Text block:
____
Travel

Bastille Day

Aug 15, 2023

I spent a further week at the Chateau near Chinon. With the school holidays in full swing, my gardening duties were frequently interrupted by child-minding of the three boys. Mostly they kept themselves amused, but quickly decided that I needed to contribute to the summer fun too. The eldest, ten year old Roman, suggested we play ‘Ogre’. In its original incarnation, this game wasn’t much fun. It involved me, the Ogre, standing still whilst the boys attempted to tackle me to the ground. I tweaked the rules to make it a little more interesting; instead the ogre would have to walk, as slowly and menacingly as possible, between two points on the ground marked out by flip-flops. If the Ogre reached the end, the ogre won. So it was that I spent several afternoons standing in the shadow of the Chateau next to a flip-flop, facing down three schoolboys. Before the game began, the three jostled about excitedly suggesting tactics. They would line up a few steps away then, when the game was set to begin, went quiet looking a little nervous. I would take one big, slow step, stomping my foot as solidly as possible onto the grass. Usually it was the middle child, 8 year old Leighton, who would break the tension and charge forward with a high-pitched battle cry. Roman would follow, then the youngest, 7 year old JJ. Two would grab a leg each and the third looped around trying to push from different angles to find a weak point. This tactic almost always failed, except on one occasion, when Leighton delivered a well timed tackle directly at the knees whilst Roman and JJ were wrapped around my ankles. Slowly but irresistibly, I tipped backwards onto one hand. The boys roared with delight at their tiny victory, and attempted to finish the job - the game wasn’t over until the ogre was flat on the ground.
____
Given exercise: In the Bastille Day post, what marked the two points on the ground that the Ogre walked between? The lines after this point are separate material, unrelated to the Bastille Day post.

Information provided:
____
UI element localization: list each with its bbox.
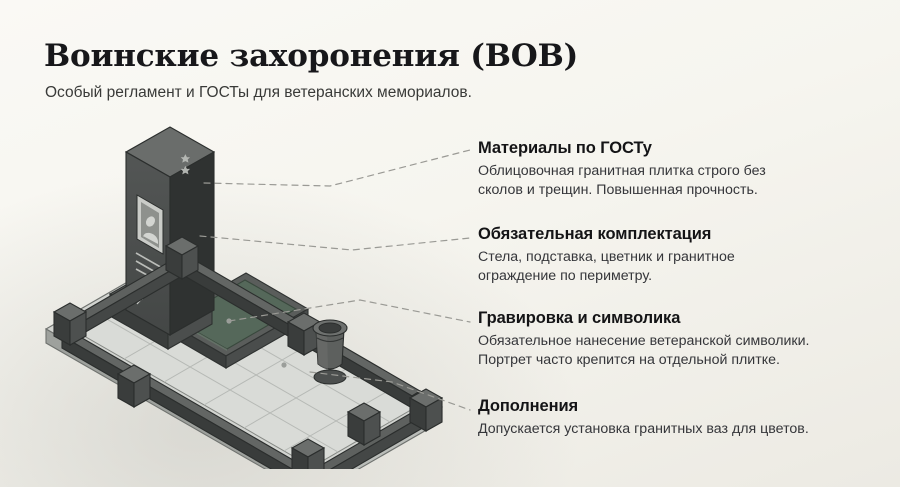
____
The response: Flip-flops.